**Work to do:**
Write out the entire listing below exactly, with the pictures left out.

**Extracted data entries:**
==============================
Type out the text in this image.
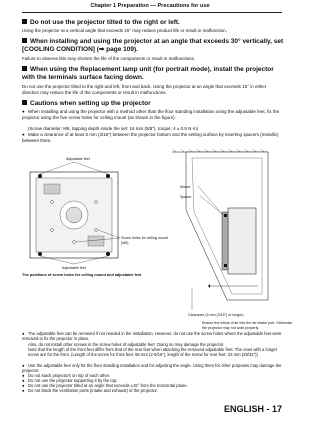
Chapter 1 Preparation — Precautions for use
Do not use the projector tilted to the right or left.
Using the projector at a vertical angle that exceeds 15° may reduce product life or result in malfunction.
When installing and using the projector at an angle that exceeds 30° vertically, set [COOLING CONDITION] (➡ page 109).
Failure to observe this may shorten the life of the components or result in malfunctions.
When using the Replacement lamp unit (for portrait mode), install the projector with the terminals surface facing down.
Do not use the projector tilted to the right and left, front and back. Using the projector at an angle that exceeds 15° in either direction may reduce the life of the components or result in malfunctions.
Cautions when setting up the projector
● When installing and using the projector with a method other than the floor standing installation using the adjustable feet, fix the projector using the five screw holes for ceiling mount (as shown in the figure).
(Screw diameter: M6, tapping depth inside the set: 16 mm (5/8"), torque: 4 ± 0.5 N·m)
● Make a clearance of at least 5 mm (3/16") between the projector bottom and the setting surface by inserting spacers (metallic) between them.
Adjustable feet
Screw holes for ceiling mount
(M6)
Adjustable feet
The positions of screw holes for ceiling mount and adjustable feet
Mount
Spacer
Clearance (5 mm (3/16") or longer)
Ensure the inflow of air into the air intake port. Otherwise
the projector may not work properly.
● The adjustable feet can be removed if not needed in the installation. However, do not use the screw holes where the adjustable feet were removed to fix the projector in place.
Also, do not install other screws in the screw holes of adjustable feet. Doing so may damage the projector.
Note that the length of the front feet differ from that of the rear feet when attaching the removed adjustable feet. The ones with a longer screw are for the front. (Length of the screw for front feet: 65 mm (2-9/16"), length of the screw for rear feet: 23 mm (29/32"))
● Use the adjustable feet only for the floor standing installation and for adjusting the angle. Using them for other purposes may damage the projector.
● Do not stack projectors on top of each other.
● Do not use the projector supporting it by the top.
● Do not use the projector tilted at an angle that exceeds ±15° from the horizontal plane.
● Do not block the ventilation ports (intake and exhaust) of the projector.
ENGLISH - 17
==============================
**Answer for the task:**
Type out the text in this image.
Chapter 1 Preparation — Precautions for use
Do not use the projector tilted to the right or left.
Using the projector at a vertical angle that exceeds 15° may reduce product life or result in malfunction.
When installing and using the projector at an angle that exceeds 30° vertically, set [COOLING CONDITION] (➡ page 109).
Failure to observe this may shorten the life of the components or result in malfunctions.
When using the Replacement lamp unit (for portrait mode), install the projector with the terminals surface facing down.
Do not use the projector tilted to the right and left, front and back. Using the projector at an angle that exceeds 15° in either direction may reduce the life of the components or result in malfunctions.
Cautions when setting up the projector
● When installing and using the projector with a method other than the floor standing installation using the adjustable feet, fix the projector using the five screw holes for ceiling mount (as shown in the figure).
(Screw diameter: M6, tapping depth inside the set: 16 mm (5/8"), torque: 4 ± 0.5 N·m)
● Make a clearance of at least 5 mm (3/16") between the projector bottom and the setting surface by inserting spacers (metallic) between them.
Adjustable feet
Screw holes for ceiling mount
(M6)
Adjustable feet
The positions of screw holes for ceiling mount and adjustable feet
Mount
Spacer
Clearance (5 mm (3/16") or longer)
Ensure the inflow of air into the air intake port. Otherwise
the projector may not work properly.
● The adjustable feet can be removed if not needed in the installation. However, do not use the screw holes where the adjustable feet were removed to fix the projector in place.
Also, do not install other screws in the screw holes of adjustable feet. Doing so may damage the projector.
Note that the length of the front feet differ from that of the rear feet when attaching the removed adjustable feet. The ones with a longer screw are for the front. (Length of the screw for front feet: 65 mm (2-9/16"), length of the screw for rear feet: 23 mm (29/32"))
● Use the adjustable feet only for the floor standing installation and for adjusting the angle. Using them for other purposes may damage the projector.
● Do not stack projectors on top of each other.
● Do not use the projector supporting it by the top.
● Do not use the projector tilted at an angle that exceeds ±15° from the horizontal plane.
● Do not block the ventilation ports (intake and exhaust) of the projector.
ENGLISH - 17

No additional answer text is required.